* MATERIAL:
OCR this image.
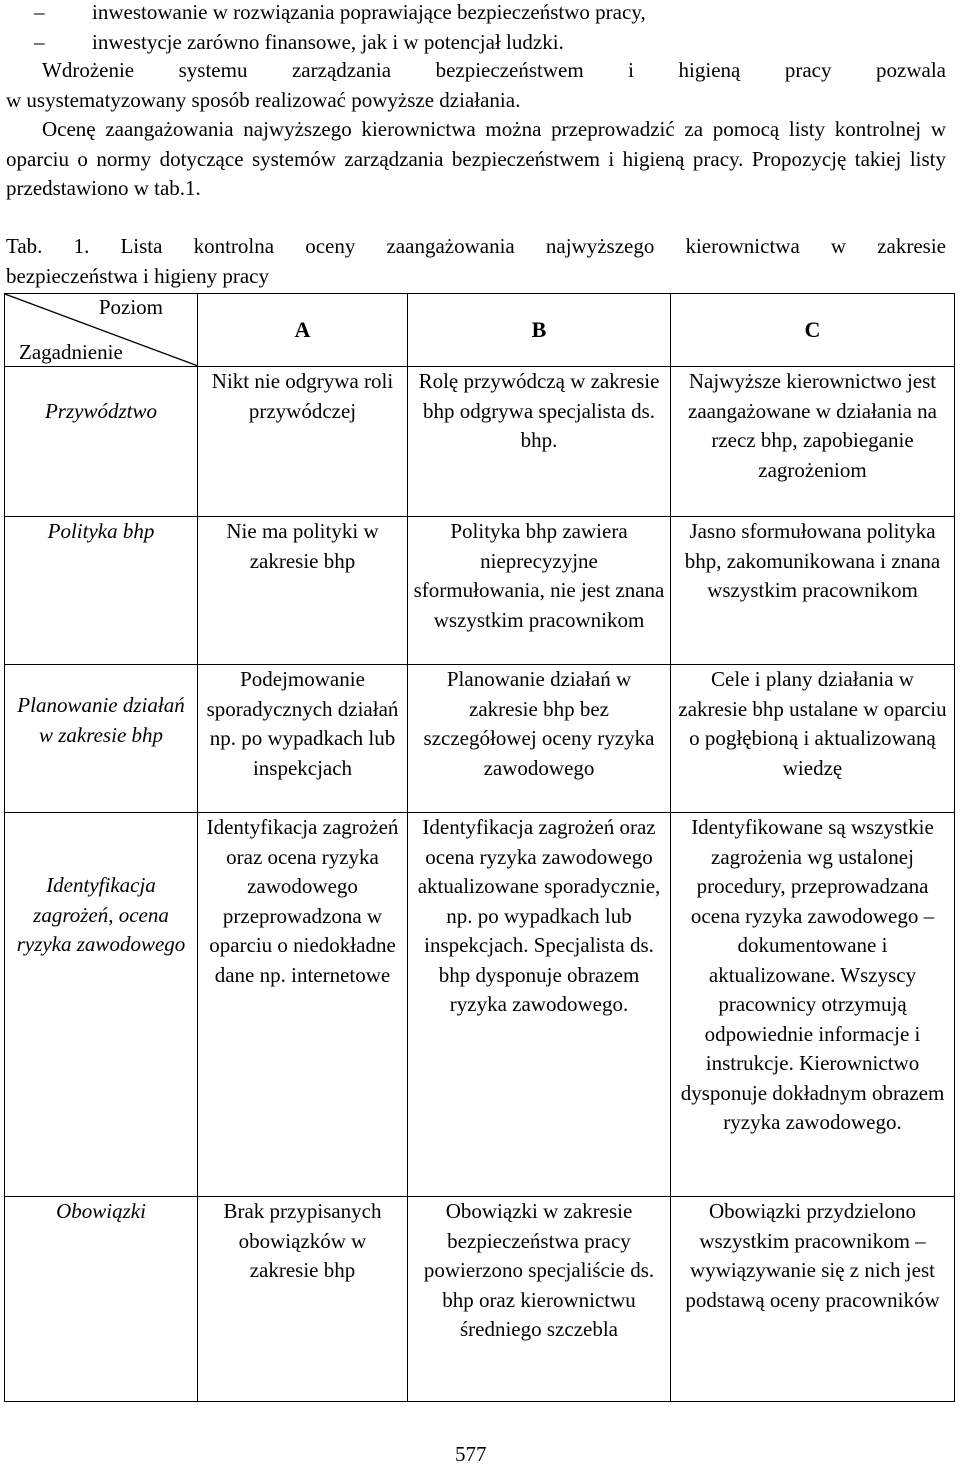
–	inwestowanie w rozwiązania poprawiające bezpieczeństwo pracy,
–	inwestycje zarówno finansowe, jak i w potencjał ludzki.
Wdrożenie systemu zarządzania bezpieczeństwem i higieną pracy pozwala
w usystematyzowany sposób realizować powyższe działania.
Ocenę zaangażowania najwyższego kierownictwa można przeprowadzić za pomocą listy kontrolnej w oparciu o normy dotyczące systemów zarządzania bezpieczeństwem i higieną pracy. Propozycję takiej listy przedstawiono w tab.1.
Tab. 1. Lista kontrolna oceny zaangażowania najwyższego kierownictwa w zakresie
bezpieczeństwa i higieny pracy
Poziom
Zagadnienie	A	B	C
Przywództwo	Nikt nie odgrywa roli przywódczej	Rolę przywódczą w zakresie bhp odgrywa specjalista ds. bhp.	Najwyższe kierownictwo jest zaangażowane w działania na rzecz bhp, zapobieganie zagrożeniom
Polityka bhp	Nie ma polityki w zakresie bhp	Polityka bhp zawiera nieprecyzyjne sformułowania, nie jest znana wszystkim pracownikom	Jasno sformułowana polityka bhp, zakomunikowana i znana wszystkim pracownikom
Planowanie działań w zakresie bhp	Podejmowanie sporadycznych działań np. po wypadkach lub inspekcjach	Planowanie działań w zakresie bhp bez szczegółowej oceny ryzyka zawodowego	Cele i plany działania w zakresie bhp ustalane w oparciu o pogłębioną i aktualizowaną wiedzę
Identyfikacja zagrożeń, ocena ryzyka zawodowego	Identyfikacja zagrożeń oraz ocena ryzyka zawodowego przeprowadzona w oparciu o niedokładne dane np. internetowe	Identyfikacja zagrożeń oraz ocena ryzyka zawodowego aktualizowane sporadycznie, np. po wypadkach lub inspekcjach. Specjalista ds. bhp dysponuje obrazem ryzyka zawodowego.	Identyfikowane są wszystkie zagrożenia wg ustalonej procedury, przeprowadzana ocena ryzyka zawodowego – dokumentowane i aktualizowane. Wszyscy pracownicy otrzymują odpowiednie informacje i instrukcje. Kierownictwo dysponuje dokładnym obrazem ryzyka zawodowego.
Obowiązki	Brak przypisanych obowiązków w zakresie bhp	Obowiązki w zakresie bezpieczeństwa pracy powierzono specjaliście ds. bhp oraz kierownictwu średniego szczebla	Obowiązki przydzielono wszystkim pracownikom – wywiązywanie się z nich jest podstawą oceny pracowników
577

--

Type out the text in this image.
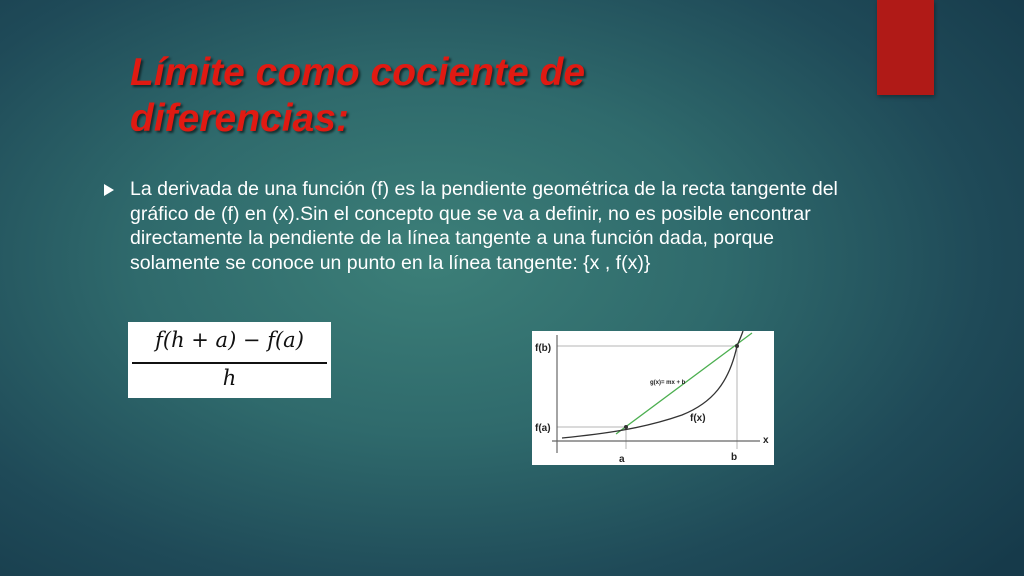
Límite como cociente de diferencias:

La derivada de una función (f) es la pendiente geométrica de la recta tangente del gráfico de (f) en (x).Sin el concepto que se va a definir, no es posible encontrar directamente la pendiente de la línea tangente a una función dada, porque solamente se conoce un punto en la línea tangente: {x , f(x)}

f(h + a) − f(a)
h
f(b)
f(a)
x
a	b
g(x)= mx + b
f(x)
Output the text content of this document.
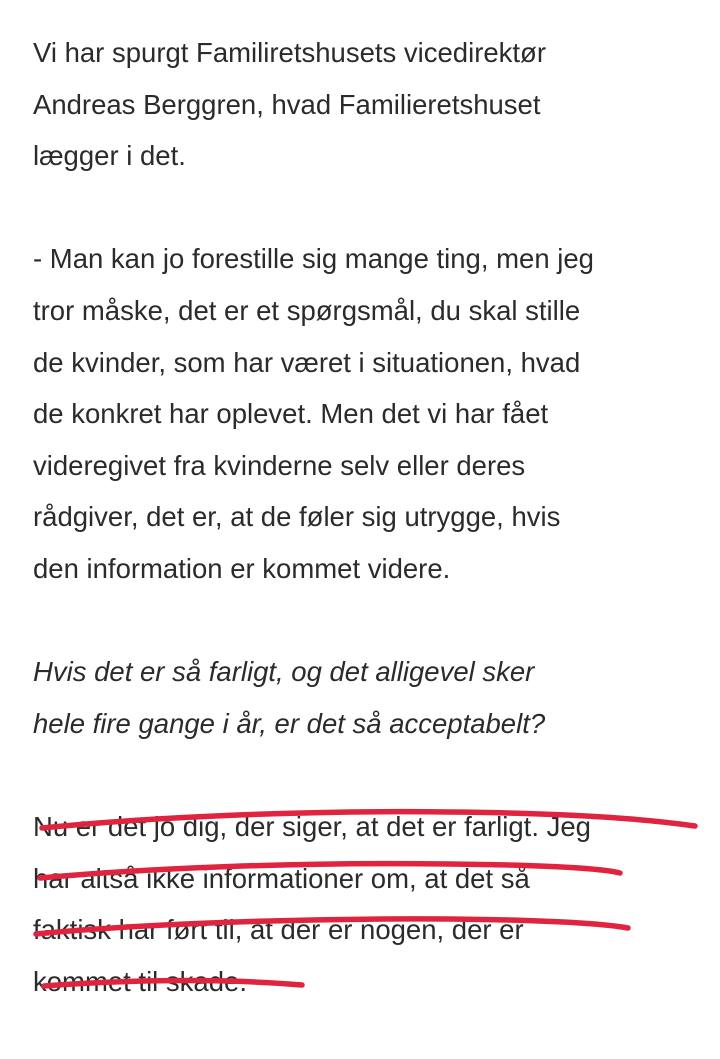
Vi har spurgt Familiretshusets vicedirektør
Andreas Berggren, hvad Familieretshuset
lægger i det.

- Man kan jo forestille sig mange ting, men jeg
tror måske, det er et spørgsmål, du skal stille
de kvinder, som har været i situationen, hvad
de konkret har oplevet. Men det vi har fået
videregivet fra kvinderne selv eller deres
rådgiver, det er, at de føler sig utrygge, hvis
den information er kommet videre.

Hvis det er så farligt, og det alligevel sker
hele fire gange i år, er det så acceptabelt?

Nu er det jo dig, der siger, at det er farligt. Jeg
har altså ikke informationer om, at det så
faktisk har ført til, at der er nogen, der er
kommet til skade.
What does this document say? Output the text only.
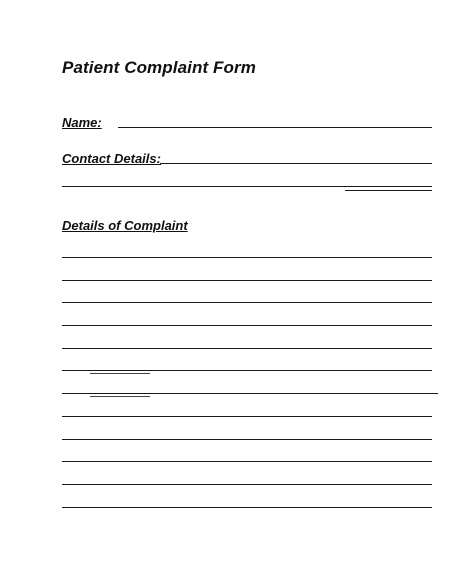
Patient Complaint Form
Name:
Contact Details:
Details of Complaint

* * *

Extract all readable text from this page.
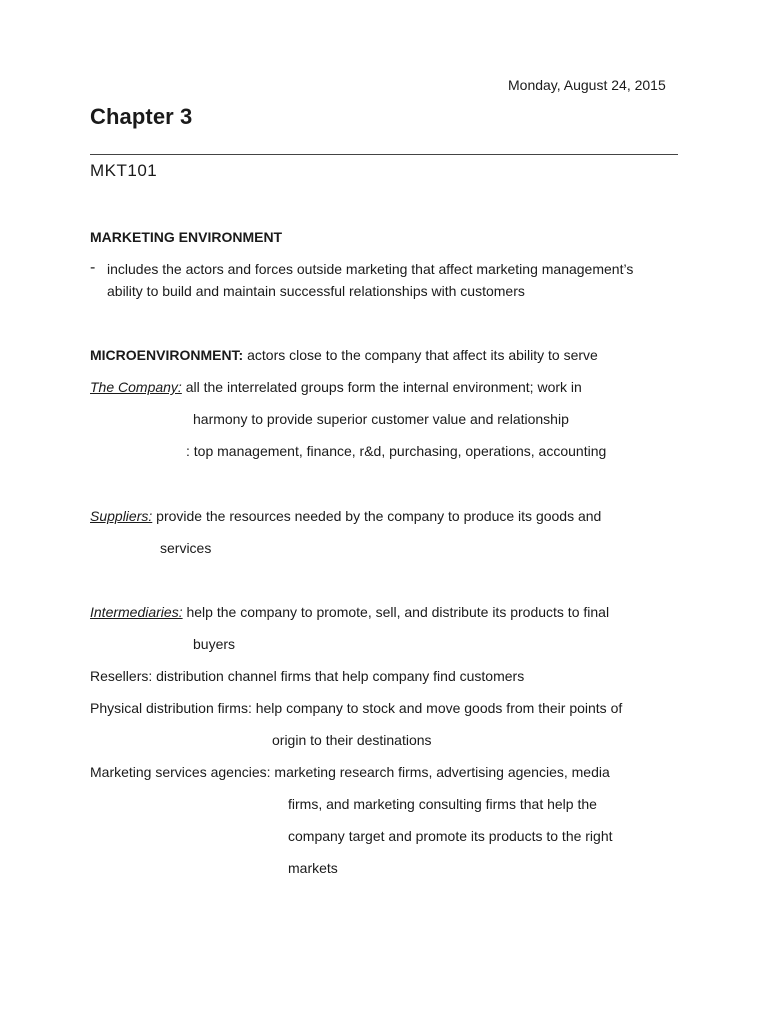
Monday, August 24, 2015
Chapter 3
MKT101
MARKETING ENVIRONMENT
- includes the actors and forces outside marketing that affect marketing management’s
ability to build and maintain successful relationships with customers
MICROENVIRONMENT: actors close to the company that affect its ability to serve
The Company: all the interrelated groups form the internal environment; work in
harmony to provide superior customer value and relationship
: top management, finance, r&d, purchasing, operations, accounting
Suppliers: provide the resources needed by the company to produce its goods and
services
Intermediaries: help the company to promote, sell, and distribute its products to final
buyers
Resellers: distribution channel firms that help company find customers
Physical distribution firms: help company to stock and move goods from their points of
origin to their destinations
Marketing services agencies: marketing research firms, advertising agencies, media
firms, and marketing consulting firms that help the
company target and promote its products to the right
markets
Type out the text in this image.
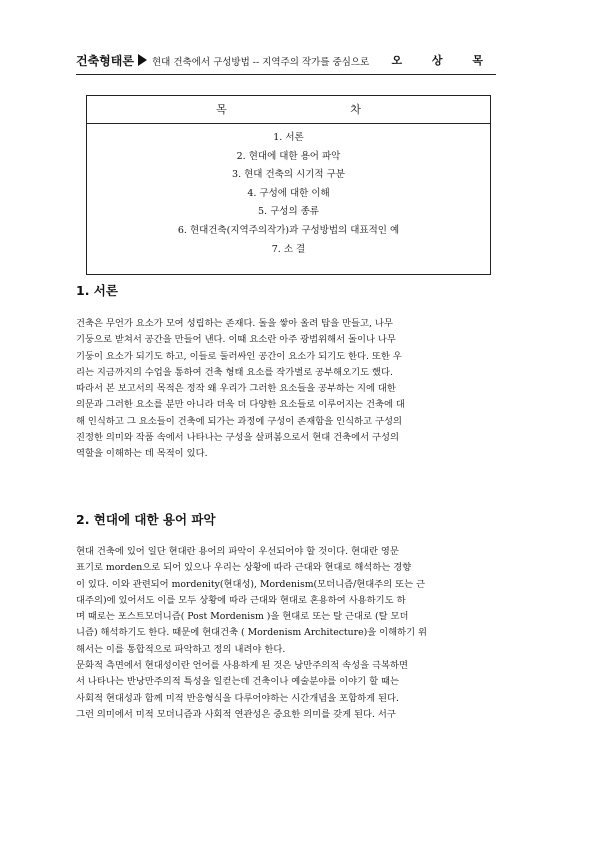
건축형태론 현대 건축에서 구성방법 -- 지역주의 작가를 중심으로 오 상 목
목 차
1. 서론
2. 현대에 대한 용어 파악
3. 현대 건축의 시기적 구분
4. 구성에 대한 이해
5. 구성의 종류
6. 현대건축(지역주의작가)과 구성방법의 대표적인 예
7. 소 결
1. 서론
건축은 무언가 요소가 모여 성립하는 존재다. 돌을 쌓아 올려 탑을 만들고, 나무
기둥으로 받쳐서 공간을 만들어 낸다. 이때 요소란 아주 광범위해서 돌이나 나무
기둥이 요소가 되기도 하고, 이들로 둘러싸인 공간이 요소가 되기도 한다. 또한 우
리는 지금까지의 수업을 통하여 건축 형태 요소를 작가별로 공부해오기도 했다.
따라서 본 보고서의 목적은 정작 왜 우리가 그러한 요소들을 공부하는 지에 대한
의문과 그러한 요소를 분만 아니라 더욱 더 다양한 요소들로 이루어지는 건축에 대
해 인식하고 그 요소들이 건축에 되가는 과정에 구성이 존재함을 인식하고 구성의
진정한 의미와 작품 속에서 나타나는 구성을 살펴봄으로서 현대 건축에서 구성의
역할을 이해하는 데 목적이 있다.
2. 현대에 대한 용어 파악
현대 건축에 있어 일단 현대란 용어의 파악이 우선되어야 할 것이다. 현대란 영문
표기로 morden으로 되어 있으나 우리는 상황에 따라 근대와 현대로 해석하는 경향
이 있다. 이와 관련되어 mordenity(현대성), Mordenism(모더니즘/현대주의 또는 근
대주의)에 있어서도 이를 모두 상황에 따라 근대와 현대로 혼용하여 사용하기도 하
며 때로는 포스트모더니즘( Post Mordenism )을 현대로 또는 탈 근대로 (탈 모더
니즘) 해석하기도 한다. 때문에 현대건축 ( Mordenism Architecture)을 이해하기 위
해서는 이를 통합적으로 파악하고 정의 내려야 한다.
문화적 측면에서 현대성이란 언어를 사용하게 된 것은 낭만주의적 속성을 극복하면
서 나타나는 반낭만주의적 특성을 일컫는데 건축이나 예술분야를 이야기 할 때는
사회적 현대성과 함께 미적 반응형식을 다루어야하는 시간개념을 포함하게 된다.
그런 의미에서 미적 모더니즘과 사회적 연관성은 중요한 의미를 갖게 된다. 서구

* PROMPT: Identify which lines contain the word "customers" and copy each one.

* EXPECTED ANSWER:
ability to build and maintain successful relationships with customers
Resellers: distribution channel firms that help company find customers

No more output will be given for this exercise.